## Brief
Find and copy each line of the records where the string "that" shows up.

(Stored data)
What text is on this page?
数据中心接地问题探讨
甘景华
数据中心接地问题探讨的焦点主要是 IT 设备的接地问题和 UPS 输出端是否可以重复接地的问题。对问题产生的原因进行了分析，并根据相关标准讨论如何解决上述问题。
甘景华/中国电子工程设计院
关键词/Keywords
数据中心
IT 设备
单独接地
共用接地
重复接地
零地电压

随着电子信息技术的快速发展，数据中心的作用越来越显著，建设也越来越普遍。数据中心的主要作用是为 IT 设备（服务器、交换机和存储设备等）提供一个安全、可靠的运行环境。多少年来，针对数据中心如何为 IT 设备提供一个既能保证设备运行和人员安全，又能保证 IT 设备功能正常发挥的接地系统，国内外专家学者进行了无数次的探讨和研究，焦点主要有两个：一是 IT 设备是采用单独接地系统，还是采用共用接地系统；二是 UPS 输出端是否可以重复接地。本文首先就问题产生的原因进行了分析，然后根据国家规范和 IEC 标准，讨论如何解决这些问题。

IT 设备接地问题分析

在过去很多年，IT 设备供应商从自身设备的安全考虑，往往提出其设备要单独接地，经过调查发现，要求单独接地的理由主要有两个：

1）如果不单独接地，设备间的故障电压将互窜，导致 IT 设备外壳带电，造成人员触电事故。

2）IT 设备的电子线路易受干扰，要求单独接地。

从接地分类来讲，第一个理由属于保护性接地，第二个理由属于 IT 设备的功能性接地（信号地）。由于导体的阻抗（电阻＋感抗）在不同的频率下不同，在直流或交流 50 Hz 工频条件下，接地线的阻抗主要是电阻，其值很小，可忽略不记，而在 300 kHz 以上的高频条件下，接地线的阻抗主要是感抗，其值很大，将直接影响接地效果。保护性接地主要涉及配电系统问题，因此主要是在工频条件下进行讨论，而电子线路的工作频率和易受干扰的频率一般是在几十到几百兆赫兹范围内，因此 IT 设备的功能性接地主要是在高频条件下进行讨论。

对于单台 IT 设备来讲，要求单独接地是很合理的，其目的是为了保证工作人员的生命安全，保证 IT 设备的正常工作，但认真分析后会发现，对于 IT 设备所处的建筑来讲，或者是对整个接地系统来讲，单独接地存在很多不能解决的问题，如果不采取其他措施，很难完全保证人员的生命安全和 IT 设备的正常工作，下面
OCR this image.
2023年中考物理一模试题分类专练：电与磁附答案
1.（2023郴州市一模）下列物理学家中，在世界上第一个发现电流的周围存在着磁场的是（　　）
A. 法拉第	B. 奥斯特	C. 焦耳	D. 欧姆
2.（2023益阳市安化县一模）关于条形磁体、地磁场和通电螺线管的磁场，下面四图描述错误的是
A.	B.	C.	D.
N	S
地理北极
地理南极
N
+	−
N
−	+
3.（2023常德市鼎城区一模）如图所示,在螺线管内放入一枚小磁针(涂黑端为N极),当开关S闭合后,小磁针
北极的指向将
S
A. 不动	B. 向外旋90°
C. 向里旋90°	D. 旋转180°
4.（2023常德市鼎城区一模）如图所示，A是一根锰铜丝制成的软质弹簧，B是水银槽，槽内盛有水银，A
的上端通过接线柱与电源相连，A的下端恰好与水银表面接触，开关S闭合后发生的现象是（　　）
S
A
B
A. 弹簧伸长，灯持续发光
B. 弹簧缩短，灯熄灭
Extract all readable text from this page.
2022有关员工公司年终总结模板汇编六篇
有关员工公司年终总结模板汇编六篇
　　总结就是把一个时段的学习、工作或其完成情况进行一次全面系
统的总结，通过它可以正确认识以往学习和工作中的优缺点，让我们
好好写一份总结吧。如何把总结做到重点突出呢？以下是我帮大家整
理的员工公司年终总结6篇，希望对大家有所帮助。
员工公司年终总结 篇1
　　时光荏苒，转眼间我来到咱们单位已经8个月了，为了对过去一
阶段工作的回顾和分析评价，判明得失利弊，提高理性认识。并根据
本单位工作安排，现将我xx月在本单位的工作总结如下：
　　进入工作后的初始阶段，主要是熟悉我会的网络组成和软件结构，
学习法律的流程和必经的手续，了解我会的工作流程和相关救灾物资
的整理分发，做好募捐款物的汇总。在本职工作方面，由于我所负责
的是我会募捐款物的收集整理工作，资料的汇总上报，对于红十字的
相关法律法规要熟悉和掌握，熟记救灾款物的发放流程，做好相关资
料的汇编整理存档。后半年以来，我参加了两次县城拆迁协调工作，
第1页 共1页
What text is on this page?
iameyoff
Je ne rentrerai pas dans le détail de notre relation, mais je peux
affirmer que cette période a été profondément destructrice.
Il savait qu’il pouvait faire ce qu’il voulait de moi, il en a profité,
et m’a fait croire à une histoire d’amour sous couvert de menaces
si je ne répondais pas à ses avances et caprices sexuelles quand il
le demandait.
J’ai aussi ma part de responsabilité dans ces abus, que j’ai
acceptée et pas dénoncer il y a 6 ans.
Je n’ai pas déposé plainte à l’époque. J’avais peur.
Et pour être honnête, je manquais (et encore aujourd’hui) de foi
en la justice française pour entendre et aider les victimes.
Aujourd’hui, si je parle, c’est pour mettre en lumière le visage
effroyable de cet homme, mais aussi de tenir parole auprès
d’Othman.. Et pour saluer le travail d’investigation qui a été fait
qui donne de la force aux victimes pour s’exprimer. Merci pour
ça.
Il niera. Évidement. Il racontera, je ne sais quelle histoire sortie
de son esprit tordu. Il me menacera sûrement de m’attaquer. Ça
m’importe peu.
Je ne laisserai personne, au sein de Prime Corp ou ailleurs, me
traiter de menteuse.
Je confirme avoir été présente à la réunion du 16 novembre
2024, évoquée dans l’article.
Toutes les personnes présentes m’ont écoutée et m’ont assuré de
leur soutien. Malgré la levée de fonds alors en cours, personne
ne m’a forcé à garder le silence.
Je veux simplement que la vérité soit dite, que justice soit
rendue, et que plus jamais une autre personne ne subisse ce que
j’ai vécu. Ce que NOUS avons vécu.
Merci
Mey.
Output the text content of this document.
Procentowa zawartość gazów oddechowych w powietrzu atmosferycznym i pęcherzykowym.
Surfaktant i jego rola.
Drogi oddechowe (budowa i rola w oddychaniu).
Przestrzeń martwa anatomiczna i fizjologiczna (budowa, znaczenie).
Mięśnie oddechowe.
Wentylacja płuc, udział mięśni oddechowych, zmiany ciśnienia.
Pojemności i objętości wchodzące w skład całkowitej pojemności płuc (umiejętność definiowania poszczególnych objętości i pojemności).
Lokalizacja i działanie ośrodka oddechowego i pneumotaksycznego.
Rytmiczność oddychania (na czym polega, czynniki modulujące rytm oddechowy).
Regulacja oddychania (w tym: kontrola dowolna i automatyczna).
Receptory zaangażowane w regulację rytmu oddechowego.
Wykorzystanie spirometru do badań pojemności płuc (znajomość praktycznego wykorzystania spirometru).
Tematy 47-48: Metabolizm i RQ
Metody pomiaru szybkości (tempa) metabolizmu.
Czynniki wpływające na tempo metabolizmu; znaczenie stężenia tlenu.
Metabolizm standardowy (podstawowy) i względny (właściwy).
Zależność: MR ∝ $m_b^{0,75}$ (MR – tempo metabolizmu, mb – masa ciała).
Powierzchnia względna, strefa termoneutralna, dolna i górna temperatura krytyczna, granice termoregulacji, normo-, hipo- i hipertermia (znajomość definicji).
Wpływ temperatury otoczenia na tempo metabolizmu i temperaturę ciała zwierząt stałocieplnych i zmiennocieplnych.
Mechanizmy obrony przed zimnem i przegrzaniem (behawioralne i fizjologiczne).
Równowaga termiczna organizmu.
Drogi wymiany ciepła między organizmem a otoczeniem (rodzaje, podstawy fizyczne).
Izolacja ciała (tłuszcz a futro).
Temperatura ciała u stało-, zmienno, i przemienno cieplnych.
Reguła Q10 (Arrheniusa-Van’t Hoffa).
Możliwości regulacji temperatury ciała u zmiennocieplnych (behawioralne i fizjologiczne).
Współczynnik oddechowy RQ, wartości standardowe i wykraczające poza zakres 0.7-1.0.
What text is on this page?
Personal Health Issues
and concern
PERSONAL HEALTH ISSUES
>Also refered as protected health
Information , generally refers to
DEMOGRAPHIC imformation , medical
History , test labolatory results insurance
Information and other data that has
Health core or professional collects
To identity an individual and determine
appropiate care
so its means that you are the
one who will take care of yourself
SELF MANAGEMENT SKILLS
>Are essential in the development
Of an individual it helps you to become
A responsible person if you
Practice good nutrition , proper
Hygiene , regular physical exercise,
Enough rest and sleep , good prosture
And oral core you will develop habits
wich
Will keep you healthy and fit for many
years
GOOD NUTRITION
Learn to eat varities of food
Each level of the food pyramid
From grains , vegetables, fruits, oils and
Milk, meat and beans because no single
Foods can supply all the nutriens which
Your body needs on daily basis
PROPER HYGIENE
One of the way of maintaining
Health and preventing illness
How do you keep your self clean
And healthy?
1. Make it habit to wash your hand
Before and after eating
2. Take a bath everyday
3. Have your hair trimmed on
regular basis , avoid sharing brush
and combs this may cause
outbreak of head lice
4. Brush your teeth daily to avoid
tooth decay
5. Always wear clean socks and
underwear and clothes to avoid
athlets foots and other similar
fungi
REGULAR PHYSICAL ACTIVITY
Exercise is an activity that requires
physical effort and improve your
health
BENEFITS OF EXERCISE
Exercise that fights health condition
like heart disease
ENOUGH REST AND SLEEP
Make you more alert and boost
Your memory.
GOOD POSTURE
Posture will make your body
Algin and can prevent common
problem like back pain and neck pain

## Answer in full
Information and other data that has
so its means that you are the
Exercise is an activity that requires
Exercise that fights health condition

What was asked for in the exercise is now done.